Set problem: From the line that holds "Parse this screenshot: output" to the last line of the data, copy everything exactly; leave out all the rest.

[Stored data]
------------------------

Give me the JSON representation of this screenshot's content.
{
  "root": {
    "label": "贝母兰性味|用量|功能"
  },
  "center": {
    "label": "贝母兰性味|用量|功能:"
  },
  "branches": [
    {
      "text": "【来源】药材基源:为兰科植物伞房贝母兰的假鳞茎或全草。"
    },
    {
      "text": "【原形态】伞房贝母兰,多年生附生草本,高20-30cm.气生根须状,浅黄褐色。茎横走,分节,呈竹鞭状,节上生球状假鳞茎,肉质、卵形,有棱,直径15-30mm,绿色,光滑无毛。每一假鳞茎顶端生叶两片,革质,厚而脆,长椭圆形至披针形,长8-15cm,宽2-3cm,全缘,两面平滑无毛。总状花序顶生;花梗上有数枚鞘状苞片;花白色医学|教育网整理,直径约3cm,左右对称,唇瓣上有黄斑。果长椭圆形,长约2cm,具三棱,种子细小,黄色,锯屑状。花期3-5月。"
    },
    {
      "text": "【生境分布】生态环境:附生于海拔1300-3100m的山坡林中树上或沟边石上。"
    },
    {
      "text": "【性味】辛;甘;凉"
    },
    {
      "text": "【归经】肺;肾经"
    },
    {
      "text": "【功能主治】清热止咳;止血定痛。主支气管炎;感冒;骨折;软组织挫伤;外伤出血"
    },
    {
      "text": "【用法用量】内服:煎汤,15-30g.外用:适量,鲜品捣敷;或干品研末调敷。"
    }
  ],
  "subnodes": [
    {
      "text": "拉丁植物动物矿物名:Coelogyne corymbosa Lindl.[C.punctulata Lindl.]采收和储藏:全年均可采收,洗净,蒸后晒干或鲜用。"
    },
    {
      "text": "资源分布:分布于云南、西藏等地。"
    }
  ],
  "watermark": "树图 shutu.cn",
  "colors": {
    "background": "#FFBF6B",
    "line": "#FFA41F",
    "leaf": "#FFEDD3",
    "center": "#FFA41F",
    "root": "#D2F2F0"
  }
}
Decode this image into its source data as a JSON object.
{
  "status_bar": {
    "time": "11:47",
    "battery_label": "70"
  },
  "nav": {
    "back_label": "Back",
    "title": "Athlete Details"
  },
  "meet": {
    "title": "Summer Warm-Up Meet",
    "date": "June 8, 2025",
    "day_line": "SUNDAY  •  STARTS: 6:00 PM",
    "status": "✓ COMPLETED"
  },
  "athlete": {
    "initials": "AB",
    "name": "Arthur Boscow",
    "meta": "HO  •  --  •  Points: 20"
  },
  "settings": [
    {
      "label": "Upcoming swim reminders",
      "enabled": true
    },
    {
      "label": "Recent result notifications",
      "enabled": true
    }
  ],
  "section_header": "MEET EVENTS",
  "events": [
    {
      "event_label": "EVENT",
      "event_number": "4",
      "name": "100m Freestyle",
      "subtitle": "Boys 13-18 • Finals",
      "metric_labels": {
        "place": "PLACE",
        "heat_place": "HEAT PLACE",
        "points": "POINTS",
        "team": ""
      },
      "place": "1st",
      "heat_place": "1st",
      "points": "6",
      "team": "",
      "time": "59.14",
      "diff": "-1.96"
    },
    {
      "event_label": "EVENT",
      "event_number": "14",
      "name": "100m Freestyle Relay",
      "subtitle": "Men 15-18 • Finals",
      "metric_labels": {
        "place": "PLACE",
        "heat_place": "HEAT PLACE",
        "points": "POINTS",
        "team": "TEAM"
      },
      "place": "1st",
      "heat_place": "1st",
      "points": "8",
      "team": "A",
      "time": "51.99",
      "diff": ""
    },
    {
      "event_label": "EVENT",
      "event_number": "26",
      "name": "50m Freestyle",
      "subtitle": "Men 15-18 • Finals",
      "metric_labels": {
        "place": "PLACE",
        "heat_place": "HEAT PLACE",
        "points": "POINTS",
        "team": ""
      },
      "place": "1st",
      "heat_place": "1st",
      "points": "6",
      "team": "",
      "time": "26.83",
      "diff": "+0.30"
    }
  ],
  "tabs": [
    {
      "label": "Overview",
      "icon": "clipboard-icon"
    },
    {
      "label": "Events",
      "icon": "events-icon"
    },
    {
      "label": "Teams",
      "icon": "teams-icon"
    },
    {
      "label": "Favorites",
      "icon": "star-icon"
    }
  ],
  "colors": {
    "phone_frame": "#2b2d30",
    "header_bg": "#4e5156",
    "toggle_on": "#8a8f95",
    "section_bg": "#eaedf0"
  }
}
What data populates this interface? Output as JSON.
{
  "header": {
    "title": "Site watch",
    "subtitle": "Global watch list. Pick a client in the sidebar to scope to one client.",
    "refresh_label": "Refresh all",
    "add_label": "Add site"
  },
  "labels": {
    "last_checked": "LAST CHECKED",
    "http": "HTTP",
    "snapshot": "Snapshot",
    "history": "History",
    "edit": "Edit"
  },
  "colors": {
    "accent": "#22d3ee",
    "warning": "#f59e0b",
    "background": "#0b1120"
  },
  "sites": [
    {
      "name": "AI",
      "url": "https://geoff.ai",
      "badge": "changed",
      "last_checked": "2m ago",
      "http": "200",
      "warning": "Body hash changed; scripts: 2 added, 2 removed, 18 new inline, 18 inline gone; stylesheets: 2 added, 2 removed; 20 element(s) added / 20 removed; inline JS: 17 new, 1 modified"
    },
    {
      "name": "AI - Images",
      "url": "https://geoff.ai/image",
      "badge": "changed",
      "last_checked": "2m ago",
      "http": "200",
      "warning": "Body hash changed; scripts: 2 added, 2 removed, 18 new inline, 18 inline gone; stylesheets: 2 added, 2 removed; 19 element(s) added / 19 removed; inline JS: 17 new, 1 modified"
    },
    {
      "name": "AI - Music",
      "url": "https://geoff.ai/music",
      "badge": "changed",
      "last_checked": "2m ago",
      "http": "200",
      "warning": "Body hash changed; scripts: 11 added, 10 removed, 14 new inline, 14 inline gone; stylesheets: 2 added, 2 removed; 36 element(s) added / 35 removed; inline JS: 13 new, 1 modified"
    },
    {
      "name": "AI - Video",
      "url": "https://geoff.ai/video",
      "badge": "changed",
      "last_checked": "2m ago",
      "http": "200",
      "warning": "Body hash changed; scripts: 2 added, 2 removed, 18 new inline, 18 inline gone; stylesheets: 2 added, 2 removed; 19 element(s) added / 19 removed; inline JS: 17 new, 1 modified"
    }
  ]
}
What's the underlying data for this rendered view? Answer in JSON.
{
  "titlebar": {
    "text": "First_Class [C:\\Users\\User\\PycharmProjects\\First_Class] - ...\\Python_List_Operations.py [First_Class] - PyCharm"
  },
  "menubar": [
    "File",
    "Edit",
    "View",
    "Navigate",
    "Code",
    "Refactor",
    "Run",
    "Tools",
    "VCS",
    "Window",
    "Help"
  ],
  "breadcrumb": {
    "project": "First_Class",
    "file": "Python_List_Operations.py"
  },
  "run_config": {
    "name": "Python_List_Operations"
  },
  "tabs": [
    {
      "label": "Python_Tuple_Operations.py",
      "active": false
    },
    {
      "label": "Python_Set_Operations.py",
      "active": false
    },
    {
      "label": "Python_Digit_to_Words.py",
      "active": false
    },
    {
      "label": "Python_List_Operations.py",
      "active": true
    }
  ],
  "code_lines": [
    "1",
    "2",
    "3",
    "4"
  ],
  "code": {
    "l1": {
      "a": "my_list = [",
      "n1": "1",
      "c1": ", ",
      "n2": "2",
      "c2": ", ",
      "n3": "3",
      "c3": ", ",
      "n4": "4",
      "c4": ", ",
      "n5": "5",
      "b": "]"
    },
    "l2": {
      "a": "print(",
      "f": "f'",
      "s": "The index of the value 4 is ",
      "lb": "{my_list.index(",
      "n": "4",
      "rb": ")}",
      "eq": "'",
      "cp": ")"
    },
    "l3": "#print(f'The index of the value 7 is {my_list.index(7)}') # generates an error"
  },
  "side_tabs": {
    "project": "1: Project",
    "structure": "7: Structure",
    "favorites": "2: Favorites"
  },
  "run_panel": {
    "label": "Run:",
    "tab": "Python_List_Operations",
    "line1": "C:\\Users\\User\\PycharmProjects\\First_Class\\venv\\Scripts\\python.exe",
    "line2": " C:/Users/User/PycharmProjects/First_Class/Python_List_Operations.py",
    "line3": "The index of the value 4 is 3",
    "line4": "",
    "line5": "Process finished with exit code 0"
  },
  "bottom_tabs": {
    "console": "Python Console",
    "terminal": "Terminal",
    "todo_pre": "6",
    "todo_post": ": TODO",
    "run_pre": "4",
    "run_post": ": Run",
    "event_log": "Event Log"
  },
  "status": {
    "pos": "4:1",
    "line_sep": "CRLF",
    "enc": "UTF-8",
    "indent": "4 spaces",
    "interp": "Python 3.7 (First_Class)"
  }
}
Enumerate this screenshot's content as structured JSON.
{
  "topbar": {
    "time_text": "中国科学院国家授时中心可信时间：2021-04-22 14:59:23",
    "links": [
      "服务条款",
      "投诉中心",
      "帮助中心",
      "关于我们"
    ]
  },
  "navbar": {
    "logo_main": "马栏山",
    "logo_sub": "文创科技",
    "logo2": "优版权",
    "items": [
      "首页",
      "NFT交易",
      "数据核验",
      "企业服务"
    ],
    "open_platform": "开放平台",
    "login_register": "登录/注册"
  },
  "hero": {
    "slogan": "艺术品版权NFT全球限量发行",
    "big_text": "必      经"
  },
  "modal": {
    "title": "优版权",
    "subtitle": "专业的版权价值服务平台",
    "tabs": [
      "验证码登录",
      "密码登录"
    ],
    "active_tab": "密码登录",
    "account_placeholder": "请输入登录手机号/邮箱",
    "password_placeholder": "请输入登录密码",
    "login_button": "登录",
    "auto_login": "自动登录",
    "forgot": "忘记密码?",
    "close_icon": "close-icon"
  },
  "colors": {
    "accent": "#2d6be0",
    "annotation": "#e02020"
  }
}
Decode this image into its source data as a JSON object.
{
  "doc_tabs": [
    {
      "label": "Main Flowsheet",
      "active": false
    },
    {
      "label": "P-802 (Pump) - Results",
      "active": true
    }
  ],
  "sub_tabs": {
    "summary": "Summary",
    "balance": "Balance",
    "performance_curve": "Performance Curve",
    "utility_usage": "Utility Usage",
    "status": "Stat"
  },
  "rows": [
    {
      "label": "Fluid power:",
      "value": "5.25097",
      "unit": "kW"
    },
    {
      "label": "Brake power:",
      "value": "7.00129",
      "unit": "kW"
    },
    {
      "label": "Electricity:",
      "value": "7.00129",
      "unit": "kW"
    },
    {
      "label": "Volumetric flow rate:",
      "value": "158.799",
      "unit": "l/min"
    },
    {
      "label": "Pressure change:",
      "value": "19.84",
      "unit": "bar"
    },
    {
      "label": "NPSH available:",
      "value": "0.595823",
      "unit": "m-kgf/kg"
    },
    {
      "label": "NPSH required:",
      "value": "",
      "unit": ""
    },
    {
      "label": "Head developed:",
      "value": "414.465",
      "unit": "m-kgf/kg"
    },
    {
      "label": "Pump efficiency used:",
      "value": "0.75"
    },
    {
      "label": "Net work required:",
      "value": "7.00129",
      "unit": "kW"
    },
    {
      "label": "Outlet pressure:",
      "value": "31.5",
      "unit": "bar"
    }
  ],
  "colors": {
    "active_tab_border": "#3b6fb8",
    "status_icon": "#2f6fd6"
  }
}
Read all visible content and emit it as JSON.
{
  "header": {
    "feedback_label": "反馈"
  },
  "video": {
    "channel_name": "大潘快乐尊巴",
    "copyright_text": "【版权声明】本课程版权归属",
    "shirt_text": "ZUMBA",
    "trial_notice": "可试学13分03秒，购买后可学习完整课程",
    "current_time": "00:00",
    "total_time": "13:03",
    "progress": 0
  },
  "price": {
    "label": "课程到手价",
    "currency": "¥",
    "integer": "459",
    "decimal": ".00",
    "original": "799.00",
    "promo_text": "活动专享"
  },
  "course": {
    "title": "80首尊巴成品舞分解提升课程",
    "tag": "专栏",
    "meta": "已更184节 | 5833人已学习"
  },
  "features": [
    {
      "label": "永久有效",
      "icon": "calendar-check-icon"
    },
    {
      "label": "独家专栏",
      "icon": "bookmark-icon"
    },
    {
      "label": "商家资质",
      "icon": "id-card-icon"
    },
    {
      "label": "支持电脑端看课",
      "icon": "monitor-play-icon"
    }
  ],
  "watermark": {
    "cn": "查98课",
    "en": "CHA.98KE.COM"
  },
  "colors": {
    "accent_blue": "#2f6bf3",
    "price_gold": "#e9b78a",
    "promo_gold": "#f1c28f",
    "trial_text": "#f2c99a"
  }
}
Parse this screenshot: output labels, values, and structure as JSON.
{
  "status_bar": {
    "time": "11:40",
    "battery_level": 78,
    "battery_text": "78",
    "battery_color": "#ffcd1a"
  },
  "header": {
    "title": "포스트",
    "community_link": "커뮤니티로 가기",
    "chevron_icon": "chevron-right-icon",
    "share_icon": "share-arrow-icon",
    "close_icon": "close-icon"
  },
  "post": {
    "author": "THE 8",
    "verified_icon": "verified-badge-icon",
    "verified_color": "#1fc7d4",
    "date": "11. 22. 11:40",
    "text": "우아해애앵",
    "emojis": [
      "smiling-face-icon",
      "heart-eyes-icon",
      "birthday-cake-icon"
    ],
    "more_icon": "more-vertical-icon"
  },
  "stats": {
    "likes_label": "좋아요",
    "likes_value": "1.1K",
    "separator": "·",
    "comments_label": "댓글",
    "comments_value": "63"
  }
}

------------------------

Result for this task:
Parse this screenshot: output labels, values, and structure as JSON.
{
  "status_bar": {
    "time": "11:40",
    "battery_level": 78,
    "battery_text": "78",
    "battery_color": "#ffcd1a"
  },
  "header": {
    "title": "포스트",
    "community_link": "커뮤니티로 가기",
    "chevron_icon": "chevron-right-icon",
    "share_icon": "share-arrow-icon",
    "close_icon": "close-icon"
  },
  "post": {
    "author": "THE 8",
    "verified_icon": "verified-badge-icon",
    "verified_color": "#1fc7d4",
    "date": "11. 22. 11:40",
    "text": "우아해애앵",
    "emojis": [
      "smiling-face-icon",
      "heart-eyes-icon",
      "birthday-cake-icon"
    ],
    "more_icon": "more-vertical-icon"
  },
  "stats": {
    "likes_label": "좋아요",
    "likes_value": "1.1K",
    "separator": "·",
    "comments_label": "댓글",
    "comments_value": "63"
  }
}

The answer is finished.